TASK DETAILS: Each entry below should be reproduced character for character.

LISTING:
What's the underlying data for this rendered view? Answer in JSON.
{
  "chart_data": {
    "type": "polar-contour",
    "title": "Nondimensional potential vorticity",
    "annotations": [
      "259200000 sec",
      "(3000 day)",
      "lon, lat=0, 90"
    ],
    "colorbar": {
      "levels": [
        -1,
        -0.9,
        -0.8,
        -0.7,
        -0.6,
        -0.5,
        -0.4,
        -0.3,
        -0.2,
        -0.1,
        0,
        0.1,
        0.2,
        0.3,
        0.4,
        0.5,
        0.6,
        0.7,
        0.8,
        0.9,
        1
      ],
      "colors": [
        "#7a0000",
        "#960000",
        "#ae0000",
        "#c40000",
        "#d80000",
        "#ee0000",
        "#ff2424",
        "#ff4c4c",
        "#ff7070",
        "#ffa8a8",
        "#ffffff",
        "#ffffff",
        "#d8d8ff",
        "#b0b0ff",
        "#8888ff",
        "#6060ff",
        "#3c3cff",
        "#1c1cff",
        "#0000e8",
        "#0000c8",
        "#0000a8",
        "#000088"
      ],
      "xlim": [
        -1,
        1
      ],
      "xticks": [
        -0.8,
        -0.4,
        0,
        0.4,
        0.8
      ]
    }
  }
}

RESULT:
What's the underlying data for this rendered view? Answer in JSON.
{
  "chart_data": {
    "type": "polar-contour",
    "title": "Nondimensional potential vorticity",
    "annotations": [
      "259200000 sec",
      "(3000 day)",
      "lon, lat=0, 90"
    ],
    "colorbar": {
      "levels": [
        -1,
        -0.9,
        -0.8,
        -0.7,
        -0.6,
        -0.5,
        -0.4,
        -0.3,
        -0.2,
        -0.1,
        0,
        0.1,
        0.2,
        0.3,
        0.4,
        0.5,
        0.6,
        0.7,
        0.8,
        0.9,
        1
      ],
      "colors": [
        "#7a0000",
        "#960000",
        "#ae0000",
        "#c40000",
        "#d80000",
        "#ee0000",
        "#ff2424",
        "#ff4c4c",
        "#ff7070",
        "#ffa8a8",
        "#ffffff",
        "#ffffff",
        "#d8d8ff",
        "#b0b0ff",
        "#8888ff",
        "#6060ff",
        "#3c3cff",
        "#1c1cff",
        "#0000e8",
        "#0000c8",
        "#0000a8",
        "#000088"
      ],
      "xlim": [
        -1,
        1
      ],
      "xticks": [
        -0.8,
        -0.4,
        0,
        0.4,
        0.8
      ]
    }
  }
}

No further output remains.